— Instructions for the task —
Your task is to transcribe all of the data below exactly, omitting the images.

— Data for processing —
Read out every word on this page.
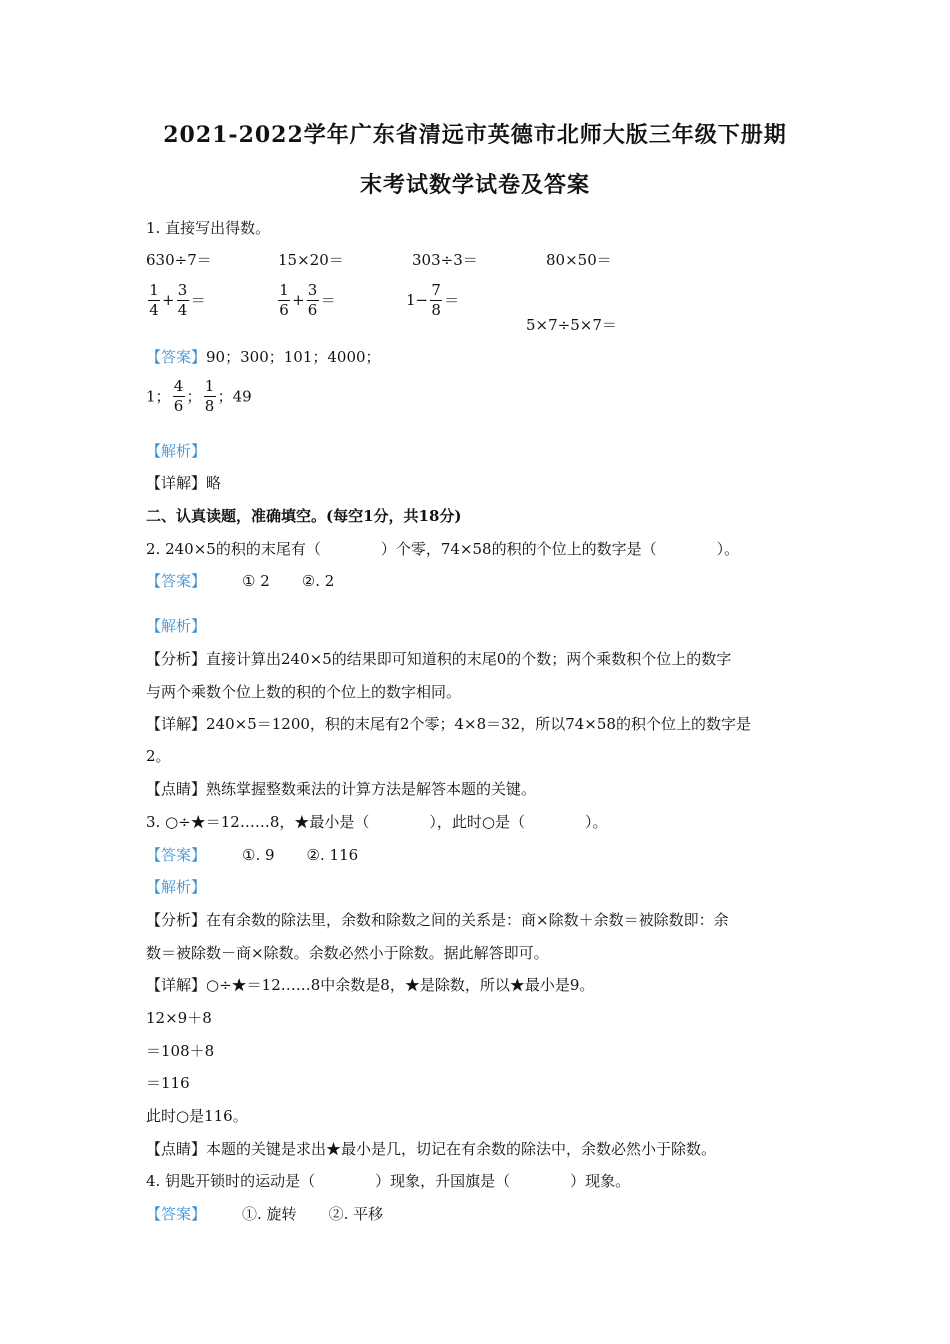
2021-2022学年广东省清远市英德市北师大版三年级下册期
末考试数学试卷及答案
1. 直接写出得数。
630÷7＝	15×20＝	303÷3＝	80×50＝
$\frac{1}{4} + \frac{3}{4}$ ＝	$\frac{1}{6} + \frac{3}{6}$ ＝	$1- \frac{7}{8}$ ＝
5×7÷5×7＝
【答案】90；300；101；4000；
1； $\frac{4}{6}$ ； $\frac{1}{8}$ ；49
【解析】
【详解】略
二、认真读题，准确填空。(每空1分，共18分)
2. 240×5的积的末尾有（　　　　）个零，74×58的积的个位上的数字是（　　　　）。
【答案】 ① 2 ②. 2
【解析】
【分析】直接计算出240×5的结果即可知道积的末尾0的个数；两个乘数积个位上的数字
与两个乘数个位上数的积的个位上的数字相同。
【详解】240×5＝1200，积的末尾有2个零；4×8＝32，所以74×58的积个位上的数字是
2。
【点睛】熟练掌握整数乘法的计算方法是解答本题的关键。
3. ○÷★＝12……8，★最小是（　　　　），此时○是（　　　　）。
【答案】 ①. 9 ②. 116
【解析】
【分析】在有余数的除法里，余数和除数之间的关系是：商×除数＋余数＝被除数即：余
数＝被除数－商×除数。余数必然小于除数。据此解答即可。
【详解】○÷★＝12……8中余数是8，★是除数，所以★最小是9。
12×9＋8
＝108＋8
＝116
此时○是116。
【点睛】本题的关键是求出★最小是几，切记在有余数的除法中，余数必然小于除数。
4. 钥匙开锁时的运动是（　　　　）现象，升国旗是（　　　　）现象。
【答案】 ①. 旋转 ②. 平移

— Task output —
Read out every word on this page.
2021-2022学年广东省清远市英德市北师大版三年级下册期
末考试数学试卷及答案
1. 直接写出得数。
630÷7＝	15×20＝	303÷3＝	80×50＝
$\frac{1}{4} + \frac{3}{4}$ ＝	$\frac{1}{6} + \frac{3}{6}$ ＝	$1- \frac{7}{8}$ ＝
5×7÷5×7＝
【答案】90；300；101；4000；
1； $\frac{4}{6}$ ； $\frac{1}{8}$ ；49
【解析】
【详解】略
二、认真读题，准确填空。(每空1分，共18分)
2. 240×5的积的末尾有（　　　　）个零，74×58的积的个位上的数字是（　　　　）。
【答案】 ① 2 ②. 2
【解析】
【分析】直接计算出240×5的结果即可知道积的末尾0的个数；两个乘数积个位上的数字
与两个乘数个位上数的积的个位上的数字相同。
【详解】240×5＝1200，积的末尾有2个零；4×8＝32，所以74×58的积个位上的数字是
2。
【点睛】熟练掌握整数乘法的计算方法是解答本题的关键。
3. ○÷★＝12……8，★最小是（　　　　），此时○是（　　　　）。
【答案】 ①. 9 ②. 116
【解析】
【分析】在有余数的除法里，余数和除数之间的关系是：商×除数＋余数＝被除数即：余
数＝被除数－商×除数。余数必然小于除数。据此解答即可。
【详解】○÷★＝12……8中余数是8，★是除数，所以★最小是9。
12×9＋8
＝108＋8
＝116
此时○是116。
【点睛】本题的关键是求出★最小是几，切记在有余数的除法中，余数必然小于除数。
4. 钥匙开锁时的运动是（　　　　）现象，升国旗是（　　　　）现象。
【答案】 ①. 旋转 ②. 平移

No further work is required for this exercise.